* WHAT YOU WILL DO:
Set all the material down again unchanged, without the pictures.
+++
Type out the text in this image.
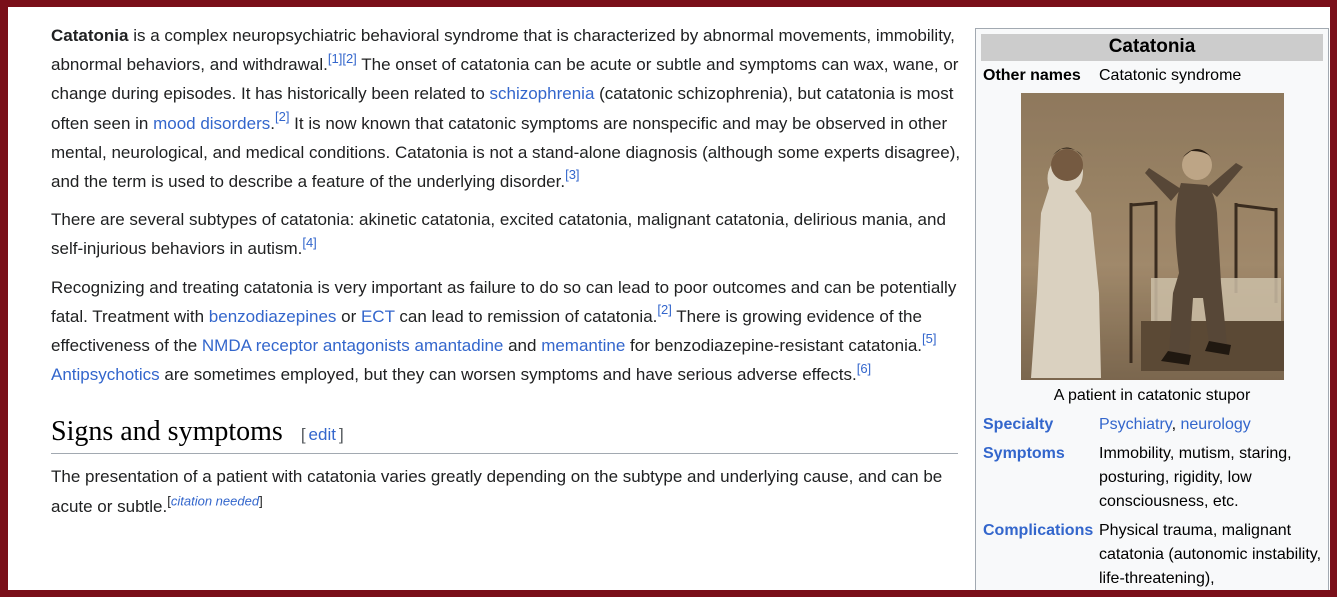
Catatonia is a complex neuropsychiatric behavioral syndrome that is characterized by abnormal movements, immobility, abnormal behaviors, and withdrawal.[1][2] The onset of catatonia can be acute or subtle and symptoms can wax, wane, or change during episodes. It has historically been related to schizophrenia (catatonic schizophrenia), but catatonia is most often seen in mood disorders.[2] It is now known that catatonic symptoms are nonspecific and may be observed in other mental, neurological, and medical conditions. Catatonia is not a stand-alone diagnosis (although some experts disagree), and the term is used to describe a feature of the underlying disorder.[3]

There are several subtypes of catatonia: akinetic catatonia, excited catatonia, malignant catatonia, delirious mania, and self-injurious behaviors in autism.[4]

Recognizing and treating catatonia is very important as failure to do so can lead to poor outcomes and can be potentially fatal. Treatment with benzodiazepines or ECT can lead to remission of catatonia.[2] There is growing evidence of the effectiveness of the NMDA receptor antagonists amantadine and memantine for benzodiazepine-resistant catatonia.[5] Antipsychotics are sometimes employed, but they can worsen symptoms and have serious adverse effects.[6]

Signs and symptoms [ edit ]

The presentation of a patient with catatonia varies greatly depending on the subtype and underlying cause, and can be acute or subtle.[citation needed]

Catatonia
Other names	Catatonic syndrome
A patient in catatonic stupor
Specialty	Psychiatry, neurology
Symptoms	Immobility, mutism, staring, posturing, rigidity, low consciousness, etc.
Complications Physical trauma, malignant catatonia (autonomic instability, life-threatening),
+++
* THE SOLUTION:
Type out the text in this image.
Catatonia is a complex neuropsychiatric behavioral syndrome that is characterized by abnormal movements, immobility, abnormal behaviors, and withdrawal.[1][2] The onset of catatonia can be acute or subtle and symptoms can wax, wane, or change during episodes. It has historically been related to schizophrenia (catatonic schizophrenia), but catatonia is most often seen in mood disorders.[2] It is now known that catatonic symptoms are nonspecific and may be observed in other mental, neurological, and medical conditions. Catatonia is not a stand-alone diagnosis (although some experts disagree), and the term is used to describe a feature of the underlying disorder.[3]

There are several subtypes of catatonia: akinetic catatonia, excited catatonia, malignant catatonia, delirious mania, and self-injurious behaviors in autism.[4]

Recognizing and treating catatonia is very important as failure to do so can lead to poor outcomes and can be potentially fatal. Treatment with benzodiazepines or ECT can lead to remission of catatonia.[2] There is growing evidence of the effectiveness of the NMDA receptor antagonists amantadine and memantine for benzodiazepine-resistant catatonia.[5] Antipsychotics are sometimes employed, but they can worsen symptoms and have serious adverse effects.[6]

Signs and symptoms [ edit ]

The presentation of a patient with catatonia varies greatly depending on the subtype and underlying cause, and can be acute or subtle.[citation needed]

Catatonia
Other names	Catatonic syndrome
A patient in catatonic stupor
Specialty	Psychiatry, neurology
Symptoms	Immobility, mutism, staring, posturing, rigidity, low consciousness, etc.
Complications Physical trauma, malignant catatonia (autonomic instability, life-threatening),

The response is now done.